_Stated exercise_: Below is a block of records: output all of them exactly and leave out the pictures.
*****
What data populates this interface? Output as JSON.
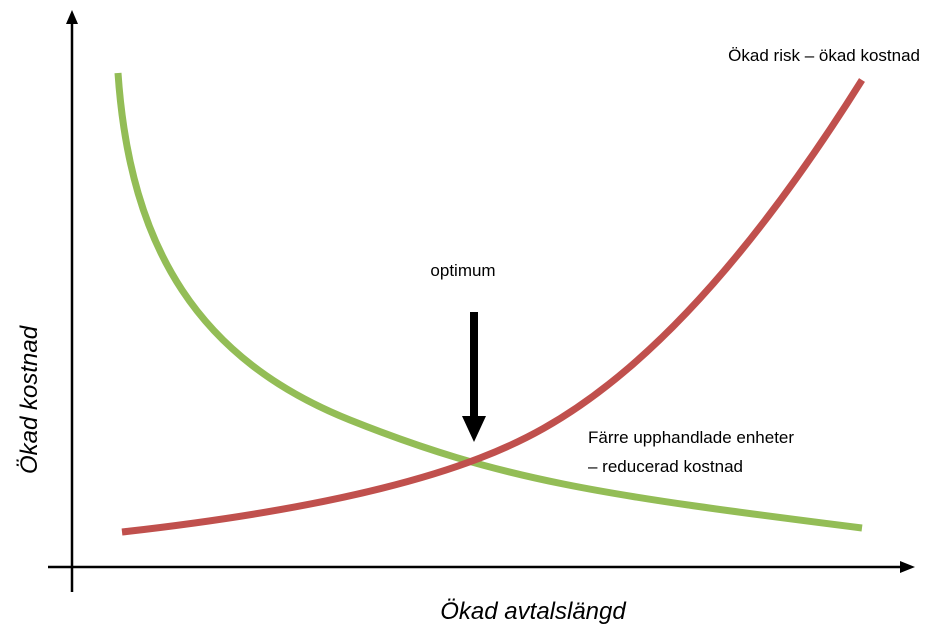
{
  "labels": {
    "risk": "Ökad risk – ökad kostnad",
    "optimum": "optimum",
    "fewer_line1": "Färre upphandlade enheter",
    "fewer_line2": "– reducerad kostnad"
  },
  "axes": {
    "y_label": "Ökad kostnad",
    "x_label": "Ökad avtalslängd"
  }
}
*****
_Output below_:
What data populates this interface? Output as JSON.
{
  "labels": {
    "risk": "Ökad risk – ökad kostnad",
    "optimum": "optimum",
    "fewer_line1": "Färre upphandlade enheter",
    "fewer_line2": "– reducerad kostnad"
  },
  "axes": {
    "y_label": "Ökad kostnad",
    "x_label": "Ökad avtalslängd"
  }
}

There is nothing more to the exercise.